Data records
>> Begin
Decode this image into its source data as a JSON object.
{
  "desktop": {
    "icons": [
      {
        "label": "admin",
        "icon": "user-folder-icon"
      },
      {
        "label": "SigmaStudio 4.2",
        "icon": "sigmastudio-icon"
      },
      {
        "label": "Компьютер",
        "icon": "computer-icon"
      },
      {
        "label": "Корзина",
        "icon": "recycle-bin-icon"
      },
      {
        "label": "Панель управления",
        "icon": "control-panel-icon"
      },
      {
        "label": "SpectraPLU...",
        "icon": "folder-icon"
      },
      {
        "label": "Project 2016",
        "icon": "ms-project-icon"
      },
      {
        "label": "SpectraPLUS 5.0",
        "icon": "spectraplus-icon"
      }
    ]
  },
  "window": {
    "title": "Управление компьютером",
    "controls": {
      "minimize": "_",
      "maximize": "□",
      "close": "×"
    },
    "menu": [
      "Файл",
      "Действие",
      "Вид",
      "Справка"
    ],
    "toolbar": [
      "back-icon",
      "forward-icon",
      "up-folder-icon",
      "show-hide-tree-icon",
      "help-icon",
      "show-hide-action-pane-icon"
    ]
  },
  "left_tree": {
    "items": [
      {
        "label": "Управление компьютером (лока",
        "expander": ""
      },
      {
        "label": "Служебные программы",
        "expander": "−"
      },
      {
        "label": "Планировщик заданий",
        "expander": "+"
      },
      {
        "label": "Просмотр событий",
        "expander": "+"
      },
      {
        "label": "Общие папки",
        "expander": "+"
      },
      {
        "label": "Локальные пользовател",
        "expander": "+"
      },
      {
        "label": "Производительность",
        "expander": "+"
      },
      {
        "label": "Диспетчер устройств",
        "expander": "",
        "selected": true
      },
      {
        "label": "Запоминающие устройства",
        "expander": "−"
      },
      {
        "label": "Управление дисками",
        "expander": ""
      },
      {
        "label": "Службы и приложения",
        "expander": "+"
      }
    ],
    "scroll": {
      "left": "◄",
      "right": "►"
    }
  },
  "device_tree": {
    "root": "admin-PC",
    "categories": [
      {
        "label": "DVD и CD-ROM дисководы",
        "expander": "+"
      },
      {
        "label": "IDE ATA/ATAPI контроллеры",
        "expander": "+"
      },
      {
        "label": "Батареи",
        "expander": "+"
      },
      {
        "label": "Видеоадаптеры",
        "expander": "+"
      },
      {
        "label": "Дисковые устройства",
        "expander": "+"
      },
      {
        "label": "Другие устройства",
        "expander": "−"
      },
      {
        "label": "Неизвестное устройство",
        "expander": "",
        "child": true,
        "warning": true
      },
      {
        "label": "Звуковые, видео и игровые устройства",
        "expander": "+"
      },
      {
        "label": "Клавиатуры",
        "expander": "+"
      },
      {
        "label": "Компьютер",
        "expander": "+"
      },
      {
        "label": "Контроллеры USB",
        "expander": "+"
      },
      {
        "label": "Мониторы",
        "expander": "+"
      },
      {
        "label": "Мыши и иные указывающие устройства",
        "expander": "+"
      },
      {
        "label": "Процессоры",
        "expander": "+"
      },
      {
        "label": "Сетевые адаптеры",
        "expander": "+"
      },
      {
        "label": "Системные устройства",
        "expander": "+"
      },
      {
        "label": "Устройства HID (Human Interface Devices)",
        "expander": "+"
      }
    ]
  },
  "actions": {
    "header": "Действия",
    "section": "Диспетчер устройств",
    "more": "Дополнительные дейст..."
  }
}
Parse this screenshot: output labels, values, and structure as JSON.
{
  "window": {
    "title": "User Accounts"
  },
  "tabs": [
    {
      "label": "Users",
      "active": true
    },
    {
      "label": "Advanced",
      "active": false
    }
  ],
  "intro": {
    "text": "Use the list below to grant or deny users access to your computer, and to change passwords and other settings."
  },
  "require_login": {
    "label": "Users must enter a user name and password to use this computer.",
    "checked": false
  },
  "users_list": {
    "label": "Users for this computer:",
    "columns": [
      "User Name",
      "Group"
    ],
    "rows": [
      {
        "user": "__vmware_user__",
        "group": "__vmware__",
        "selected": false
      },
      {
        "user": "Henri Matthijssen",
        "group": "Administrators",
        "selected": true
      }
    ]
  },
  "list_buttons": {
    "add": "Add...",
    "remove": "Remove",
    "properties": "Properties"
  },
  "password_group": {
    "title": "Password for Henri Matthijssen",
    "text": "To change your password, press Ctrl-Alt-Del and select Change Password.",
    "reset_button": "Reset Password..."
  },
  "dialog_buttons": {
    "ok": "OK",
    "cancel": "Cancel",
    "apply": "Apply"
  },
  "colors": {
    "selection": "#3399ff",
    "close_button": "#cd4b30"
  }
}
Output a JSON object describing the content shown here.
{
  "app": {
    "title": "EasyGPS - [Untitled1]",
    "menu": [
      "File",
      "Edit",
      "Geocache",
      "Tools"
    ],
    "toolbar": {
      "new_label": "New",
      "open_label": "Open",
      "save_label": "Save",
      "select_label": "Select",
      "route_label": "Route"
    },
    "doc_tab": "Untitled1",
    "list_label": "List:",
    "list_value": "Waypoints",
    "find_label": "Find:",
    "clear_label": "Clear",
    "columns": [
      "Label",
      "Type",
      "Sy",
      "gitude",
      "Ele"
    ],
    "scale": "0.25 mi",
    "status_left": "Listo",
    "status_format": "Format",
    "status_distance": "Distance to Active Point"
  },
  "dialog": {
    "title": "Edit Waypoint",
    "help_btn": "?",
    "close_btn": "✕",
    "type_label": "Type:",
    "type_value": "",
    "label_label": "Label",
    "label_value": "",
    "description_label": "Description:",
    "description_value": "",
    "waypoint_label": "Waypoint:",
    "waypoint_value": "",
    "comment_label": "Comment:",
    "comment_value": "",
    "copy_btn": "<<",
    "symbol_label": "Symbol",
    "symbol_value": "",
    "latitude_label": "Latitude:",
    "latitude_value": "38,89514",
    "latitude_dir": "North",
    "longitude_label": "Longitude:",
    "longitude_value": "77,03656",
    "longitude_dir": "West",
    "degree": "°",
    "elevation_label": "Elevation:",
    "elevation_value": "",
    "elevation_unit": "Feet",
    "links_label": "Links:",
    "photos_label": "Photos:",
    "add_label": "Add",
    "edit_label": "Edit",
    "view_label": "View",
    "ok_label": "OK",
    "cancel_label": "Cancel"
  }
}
>> End
## To be done
Repeat every entry exactly, please.

## Written response
Decode this image into its source data as a JSON object.
{
  "desktop": {
    "icons": [
      {
        "label": "admin",
        "icon": "user-folder-icon"
      },
      {
        "label": "SigmaStudio 4.2",
        "icon": "sigmastudio-icon"
      },
      {
        "label": "Компьютер",
        "icon": "computer-icon"
      },
      {
        "label": "Корзина",
        "icon": "recycle-bin-icon"
      },
      {
        "label": "Панель управления",
        "icon": "control-panel-icon"
      },
      {
        "label": "SpectraPLU...",
        "icon": "folder-icon"
      },
      {
        "label": "Project 2016",
        "icon": "ms-project-icon"
      },
      {
        "label": "SpectraPLUS 5.0",
        "icon": "spectraplus-icon"
      }
    ]
  },
  "window": {
    "title": "Управление компьютером",
    "controls": {
      "minimize": "_",
      "maximize": "□",
      "close": "×"
    },
    "menu": [
      "Файл",
      "Действие",
      "Вид",
      "Справка"
    ],
    "toolbar": [
      "back-icon",
      "forward-icon",
      "up-folder-icon",
      "show-hide-tree-icon",
      "help-icon",
      "show-hide-action-pane-icon"
    ]
  },
  "left_tree": {
    "items": [
      {
        "label": "Управление компьютером (лока",
        "expander": ""
      },
      {
        "label": "Служебные программы",
        "expander": "−"
      },
      {
        "label": "Планировщик заданий",
        "expander": "+"
      },
      {
        "label": "Просмотр событий",
        "expander": "+"
      },
      {
        "label": "Общие папки",
        "expander": "+"
      },
      {
        "label": "Локальные пользовател",
        "expander": "+"
      },
      {
        "label": "Производительность",
        "expander": "+"
      },
      {
        "label": "Диспетчер устройств",
        "expander": "",
        "selected": true
      },
      {
        "label": "Запоминающие устройства",
        "expander": "−"
      },
      {
        "label": "Управление дисками",
        "expander": ""
      },
      {
        "label": "Службы и приложения",
        "expander": "+"
      }
    ],
    "scroll": {
      "left": "◄",
      "right": "►"
    }
  },
  "device_tree": {
    "root": "admin-PC",
    "categories": [
      {
        "label": "DVD и CD-ROM дисководы",
        "expander": "+"
      },
      {
        "label": "IDE ATA/ATAPI контроллеры",
        "expander": "+"
      },
      {
        "label": "Батареи",
        "expander": "+"
      },
      {
        "label": "Видеоадаптеры",
        "expander": "+"
      },
      {
        "label": "Дисковые устройства",
        "expander": "+"
      },
      {
        "label": "Другие устройства",
        "expander": "−"
      },
      {
        "label": "Неизвестное устройство",
        "expander": "",
        "child": true,
        "warning": true
      },
      {
        "label": "Звуковые, видео и игровые устройства",
        "expander": "+"
      },
      {
        "label": "Клавиатуры",
        "expander": "+"
      },
      {
        "label": "Компьютер",
        "expander": "+"
      },
      {
        "label": "Контроллеры USB",
        "expander": "+"
      },
      {
        "label": "Мониторы",
        "expander": "+"
      },
      {
        "label": "Мыши и иные указывающие устройства",
        "expander": "+"
      },
      {
        "label": "Процессоры",
        "expander": "+"
      },
      {
        "label": "Сетевые адаптеры",
        "expander": "+"
      },
      {
        "label": "Системные устройства",
        "expander": "+"
      },
      {
        "label": "Устройства HID (Human Interface Devices)",
        "expander": "+"
      }
    ]
  },
  "actions": {
    "header": "Действия",
    "section": "Диспетчер устройств",
    "more": "Дополнительные дейст..."
  }
}
Parse this screenshot: output labels, values, and structure as JSON.
{
  "window": {
    "title": "User Accounts"
  },
  "tabs": [
    {
      "label": "Users",
      "active": true
    },
    {
      "label": "Advanced",
      "active": false
    }
  ],
  "intro": {
    "text": "Use the list below to grant or deny users access to your computer, and to change passwords and other settings."
  },
  "require_login": {
    "label": "Users must enter a user name and password to use this computer.",
    "checked": false
  },
  "users_list": {
    "label": "Users for this computer:",
    "columns": [
      "User Name",
      "Group"
    ],
    "rows": [
      {
        "user": "__vmware_user__",
        "group": "__vmware__",
        "selected": false
      },
      {
        "user": "Henri Matthijssen",
        "group": "Administrators",
        "selected": true
      }
    ]
  },
  "list_buttons": {
    "add": "Add...",
    "remove": "Remove",
    "properties": "Properties"
  },
  "password_group": {
    "title": "Password for Henri Matthijssen",
    "text": "To change your password, press Ctrl-Alt-Del and select Change Password.",
    "reset_button": "Reset Password..."
  },
  "dialog_buttons": {
    "ok": "OK",
    "cancel": "Cancel",
    "apply": "Apply"
  },
  "colors": {
    "selection": "#3399ff",
    "close_button": "#cd4b30"
  }
}
Output a JSON object describing the content shown here.
{
  "app": {
    "title": "EasyGPS - [Untitled1]",
    "menu": [
      "File",
      "Edit",
      "Geocache",
      "Tools"
    ],
    "toolbar": {
      "new_label": "New",
      "open_label": "Open",
      "save_label": "Save",
      "select_label": "Select",
      "route_label": "Route"
    },
    "doc_tab": "Untitled1",
    "list_label": "List:",
    "list_value": "Waypoints",
    "find_label": "Find:",
    "clear_label": "Clear",
    "columns": [
      "Label",
      "Type",
      "Sy",
      "gitude",
      "Ele"
    ],
    "scale": "0.25 mi",
    "status_left": "Listo",
    "status_format": "Format",
    "status_distance": "Distance to Active Point"
  },
  "dialog": {
    "title": "Edit Waypoint",
    "help_btn": "?",
    "close_btn": "✕",
    "type_label": "Type:",
    "type_value": "",
    "label_label": "Label",
    "label_value": "",
    "description_label": "Description:",
    "description_value": "",
    "waypoint_label": "Waypoint:",
    "waypoint_value": "",
    "comment_label": "Comment:",
    "comment_value": "",
    "copy_btn": "<<",
    "symbol_label": "Symbol",
    "symbol_value": "",
    "latitude_label": "Latitude:",
    "latitude_value": "38,89514",
    "latitude_dir": "North",
    "longitude_label": "Longitude:",
    "longitude_value": "77,03656",
    "longitude_dir": "West",
    "degree": "°",
    "elevation_label": "Elevation:",
    "elevation_value": "",
    "elevation_unit": "Feet",
    "links_label": "Links:",
    "photos_label": "Photos:",
    "add_label": "Add",
    "edit_label": "Edit",
    "view_label": "View",
    "ok_label": "OK",
    "cancel_label": "Cancel"
  }
}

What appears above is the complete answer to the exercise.